__Job__. Reproduce all of the data that follows, character for character.
::: Listed records :::
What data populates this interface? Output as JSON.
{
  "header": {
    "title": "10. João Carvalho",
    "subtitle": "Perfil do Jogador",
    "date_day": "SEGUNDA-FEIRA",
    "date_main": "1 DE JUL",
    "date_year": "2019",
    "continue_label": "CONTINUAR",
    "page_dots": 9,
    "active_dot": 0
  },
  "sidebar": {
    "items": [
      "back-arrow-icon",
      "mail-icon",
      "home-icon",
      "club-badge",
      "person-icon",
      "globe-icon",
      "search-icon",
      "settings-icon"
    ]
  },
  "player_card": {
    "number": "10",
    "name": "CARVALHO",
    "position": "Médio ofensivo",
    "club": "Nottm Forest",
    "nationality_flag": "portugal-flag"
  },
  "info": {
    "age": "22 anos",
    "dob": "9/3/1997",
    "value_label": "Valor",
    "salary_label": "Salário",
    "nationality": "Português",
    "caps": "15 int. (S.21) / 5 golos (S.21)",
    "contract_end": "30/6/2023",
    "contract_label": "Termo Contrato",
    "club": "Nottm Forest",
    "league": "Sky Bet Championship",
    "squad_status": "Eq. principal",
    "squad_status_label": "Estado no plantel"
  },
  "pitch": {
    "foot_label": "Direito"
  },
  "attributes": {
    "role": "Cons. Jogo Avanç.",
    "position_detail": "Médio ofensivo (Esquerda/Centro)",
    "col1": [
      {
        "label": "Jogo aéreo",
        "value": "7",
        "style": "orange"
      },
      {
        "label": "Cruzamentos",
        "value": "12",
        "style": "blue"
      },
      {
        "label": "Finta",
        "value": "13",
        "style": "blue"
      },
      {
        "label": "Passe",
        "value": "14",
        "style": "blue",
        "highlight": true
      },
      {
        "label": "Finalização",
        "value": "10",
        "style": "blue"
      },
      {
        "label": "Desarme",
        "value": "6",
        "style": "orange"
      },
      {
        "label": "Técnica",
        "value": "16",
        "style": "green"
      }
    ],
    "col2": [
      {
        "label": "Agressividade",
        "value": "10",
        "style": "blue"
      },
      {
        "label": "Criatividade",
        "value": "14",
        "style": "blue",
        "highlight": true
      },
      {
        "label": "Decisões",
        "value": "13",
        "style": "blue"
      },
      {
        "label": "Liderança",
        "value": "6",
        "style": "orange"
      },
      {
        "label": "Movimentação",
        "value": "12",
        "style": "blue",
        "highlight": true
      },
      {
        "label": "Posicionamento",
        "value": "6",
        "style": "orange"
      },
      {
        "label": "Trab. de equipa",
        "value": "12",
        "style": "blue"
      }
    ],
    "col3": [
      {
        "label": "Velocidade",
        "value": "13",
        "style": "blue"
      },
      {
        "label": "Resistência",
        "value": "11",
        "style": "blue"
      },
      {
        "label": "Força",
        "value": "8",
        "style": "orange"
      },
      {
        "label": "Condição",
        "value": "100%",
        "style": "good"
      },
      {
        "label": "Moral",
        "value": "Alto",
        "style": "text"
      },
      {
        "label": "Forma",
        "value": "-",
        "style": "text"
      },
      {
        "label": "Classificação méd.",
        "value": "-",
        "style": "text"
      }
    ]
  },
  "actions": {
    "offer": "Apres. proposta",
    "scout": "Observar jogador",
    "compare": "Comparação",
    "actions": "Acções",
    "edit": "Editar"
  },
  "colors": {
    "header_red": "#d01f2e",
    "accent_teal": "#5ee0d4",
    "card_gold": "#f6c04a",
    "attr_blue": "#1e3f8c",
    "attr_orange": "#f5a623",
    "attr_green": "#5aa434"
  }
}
:::
__Task result__.
What data populates this interface? Output as JSON.
{
  "header": {
    "title": "10. João Carvalho",
    "subtitle": "Perfil do Jogador",
    "date_day": "SEGUNDA-FEIRA",
    "date_main": "1 DE JUL",
    "date_year": "2019",
    "continue_label": "CONTINUAR",
    "page_dots": 9,
    "active_dot": 0
  },
  "sidebar": {
    "items": [
      "back-arrow-icon",
      "mail-icon",
      "home-icon",
      "club-badge",
      "person-icon",
      "globe-icon",
      "search-icon",
      "settings-icon"
    ]
  },
  "player_card": {
    "number": "10",
    "name": "CARVALHO",
    "position": "Médio ofensivo",
    "club": "Nottm Forest",
    "nationality_flag": "portugal-flag"
  },
  "info": {
    "age": "22 anos",
    "dob": "9/3/1997",
    "value_label": "Valor",
    "salary_label": "Salário",
    "nationality": "Português",
    "caps": "15 int. (S.21) / 5 golos (S.21)",
    "contract_end": "30/6/2023",
    "contract_label": "Termo Contrato",
    "club": "Nottm Forest",
    "league": "Sky Bet Championship",
    "squad_status": "Eq. principal",
    "squad_status_label": "Estado no plantel"
  },
  "pitch": {
    "foot_label": "Direito"
  },
  "attributes": {
    "role": "Cons. Jogo Avanç.",
    "position_detail": "Médio ofensivo (Esquerda/Centro)",
    "col1": [
      {
        "label": "Jogo aéreo",
        "value": "7",
        "style": "orange"
      },
      {
        "label": "Cruzamentos",
        "value": "12",
        "style": "blue"
      },
      {
        "label": "Finta",
        "value": "13",
        "style": "blue"
      },
      {
        "label": "Passe",
        "value": "14",
        "style": "blue",
        "highlight": true
      },
      {
        "label": "Finalização",
        "value": "10",
        "style": "blue"
      },
      {
        "label": "Desarme",
        "value": "6",
        "style": "orange"
      },
      {
        "label": "Técnica",
        "value": "16",
        "style": "green"
      }
    ],
    "col2": [
      {
        "label": "Agressividade",
        "value": "10",
        "style": "blue"
      },
      {
        "label": "Criatividade",
        "value": "14",
        "style": "blue",
        "highlight": true
      },
      {
        "label": "Decisões",
        "value": "13",
        "style": "blue"
      },
      {
        "label": "Liderança",
        "value": "6",
        "style": "orange"
      },
      {
        "label": "Movimentação",
        "value": "12",
        "style": "blue",
        "highlight": true
      },
      {
        "label": "Posicionamento",
        "value": "6",
        "style": "orange"
      },
      {
        "label": "Trab. de equipa",
        "value": "12",
        "style": "blue"
      }
    ],
    "col3": [
      {
        "label": "Velocidade",
        "value": "13",
        "style": "blue"
      },
      {
        "label": "Resistência",
        "value": "11",
        "style": "blue"
      },
      {
        "label": "Força",
        "value": "8",
        "style": "orange"
      },
      {
        "label": "Condição",
        "value": "100%",
        "style": "good"
      },
      {
        "label": "Moral",
        "value": "Alto",
        "style": "text"
      },
      {
        "label": "Forma",
        "value": "-",
        "style": "text"
      },
      {
        "label": "Classificação méd.",
        "value": "-",
        "style": "text"
      }
    ]
  },
  "actions": {
    "offer": "Apres. proposta",
    "scout": "Observar jogador",
    "compare": "Comparação",
    "actions": "Acções",
    "edit": "Editar"
  },
  "colors": {
    "header_red": "#d01f2e",
    "accent_teal": "#5ee0d4",
    "card_gold": "#f6c04a",
    "attr_blue": "#1e3f8c",
    "attr_orange": "#f5a623",
    "attr_green": "#5aa434"
  }
}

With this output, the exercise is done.